Problem description: Could you echo back every line of the items from the very beginning down to the line containing "- y-ticks: 75", with both ends included and each line unchanged?
--- begin ---
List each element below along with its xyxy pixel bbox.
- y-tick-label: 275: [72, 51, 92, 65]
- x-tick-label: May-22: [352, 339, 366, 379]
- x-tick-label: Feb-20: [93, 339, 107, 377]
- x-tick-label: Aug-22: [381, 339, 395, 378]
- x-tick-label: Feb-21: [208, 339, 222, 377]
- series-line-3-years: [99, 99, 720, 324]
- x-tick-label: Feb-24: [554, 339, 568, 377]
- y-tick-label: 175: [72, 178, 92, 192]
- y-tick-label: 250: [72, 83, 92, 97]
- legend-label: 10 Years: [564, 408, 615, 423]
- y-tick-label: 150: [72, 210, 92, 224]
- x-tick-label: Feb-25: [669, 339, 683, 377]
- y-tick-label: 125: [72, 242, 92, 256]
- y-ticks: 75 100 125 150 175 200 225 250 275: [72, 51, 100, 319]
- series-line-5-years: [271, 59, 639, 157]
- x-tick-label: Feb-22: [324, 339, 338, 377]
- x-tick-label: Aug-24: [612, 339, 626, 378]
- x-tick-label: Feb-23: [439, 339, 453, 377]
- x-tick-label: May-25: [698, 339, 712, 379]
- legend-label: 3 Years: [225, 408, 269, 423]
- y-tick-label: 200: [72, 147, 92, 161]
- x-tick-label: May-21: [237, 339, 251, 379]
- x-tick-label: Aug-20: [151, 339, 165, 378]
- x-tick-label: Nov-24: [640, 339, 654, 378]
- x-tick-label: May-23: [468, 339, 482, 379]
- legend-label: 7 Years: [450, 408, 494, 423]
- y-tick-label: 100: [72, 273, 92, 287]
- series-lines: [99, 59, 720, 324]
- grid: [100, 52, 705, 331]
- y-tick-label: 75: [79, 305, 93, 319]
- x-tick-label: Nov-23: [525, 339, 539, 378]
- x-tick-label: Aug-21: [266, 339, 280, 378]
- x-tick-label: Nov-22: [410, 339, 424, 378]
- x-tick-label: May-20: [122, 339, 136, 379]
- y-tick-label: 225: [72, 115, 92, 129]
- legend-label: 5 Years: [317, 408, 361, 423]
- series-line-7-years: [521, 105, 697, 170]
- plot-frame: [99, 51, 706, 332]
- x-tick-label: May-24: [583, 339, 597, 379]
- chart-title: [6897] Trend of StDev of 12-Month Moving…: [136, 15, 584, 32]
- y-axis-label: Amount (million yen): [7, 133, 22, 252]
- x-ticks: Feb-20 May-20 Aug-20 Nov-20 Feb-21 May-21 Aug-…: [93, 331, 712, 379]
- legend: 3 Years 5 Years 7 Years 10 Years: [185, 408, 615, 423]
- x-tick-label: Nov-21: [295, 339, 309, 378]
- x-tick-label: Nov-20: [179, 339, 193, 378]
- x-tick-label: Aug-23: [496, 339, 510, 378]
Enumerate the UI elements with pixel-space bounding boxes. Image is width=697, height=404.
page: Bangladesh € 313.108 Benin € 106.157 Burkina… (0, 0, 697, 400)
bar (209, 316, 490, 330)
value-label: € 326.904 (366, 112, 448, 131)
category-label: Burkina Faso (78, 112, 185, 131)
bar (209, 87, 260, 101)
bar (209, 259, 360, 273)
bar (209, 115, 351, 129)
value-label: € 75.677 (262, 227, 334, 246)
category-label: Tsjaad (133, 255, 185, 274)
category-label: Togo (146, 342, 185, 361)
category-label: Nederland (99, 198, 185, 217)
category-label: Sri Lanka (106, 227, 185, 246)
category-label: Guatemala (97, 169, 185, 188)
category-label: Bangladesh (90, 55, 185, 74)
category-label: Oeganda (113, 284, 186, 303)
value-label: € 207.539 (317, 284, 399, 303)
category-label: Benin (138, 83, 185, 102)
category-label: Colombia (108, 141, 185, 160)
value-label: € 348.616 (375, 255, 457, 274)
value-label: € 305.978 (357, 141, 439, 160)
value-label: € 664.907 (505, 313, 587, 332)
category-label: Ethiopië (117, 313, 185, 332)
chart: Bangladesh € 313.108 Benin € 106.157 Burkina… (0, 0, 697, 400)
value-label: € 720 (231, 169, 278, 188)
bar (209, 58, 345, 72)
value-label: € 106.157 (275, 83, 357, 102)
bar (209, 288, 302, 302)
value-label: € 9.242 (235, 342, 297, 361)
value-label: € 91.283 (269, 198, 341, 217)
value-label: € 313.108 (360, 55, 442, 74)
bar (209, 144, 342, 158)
--- end ---
Answer to the problem:
List each element below along with its xyxy pixel bbox.
- y-tick-label: 275: [72, 51, 92, 65]
- x-tick-label: May-22: [352, 339, 366, 379]
- x-tick-label: Feb-20: [93, 339, 107, 377]
- x-tick-label: Aug-22: [381, 339, 395, 378]
- x-tick-label: Feb-21: [208, 339, 222, 377]
- series-line-3-years: [99, 99, 720, 324]
- x-tick-label: Feb-24: [554, 339, 568, 377]
- y-tick-label: 175: [72, 178, 92, 192]
- y-tick-label: 250: [72, 83, 92, 97]
- legend-label: 10 Years: [564, 408, 615, 423]
- y-tick-label: 150: [72, 210, 92, 224]
- x-tick-label: Feb-25: [669, 339, 683, 377]
- y-tick-label: 125: [72, 242, 92, 256]
- y-ticks: 75 100 125 150 175 200 225 250 275: [72, 51, 100, 319]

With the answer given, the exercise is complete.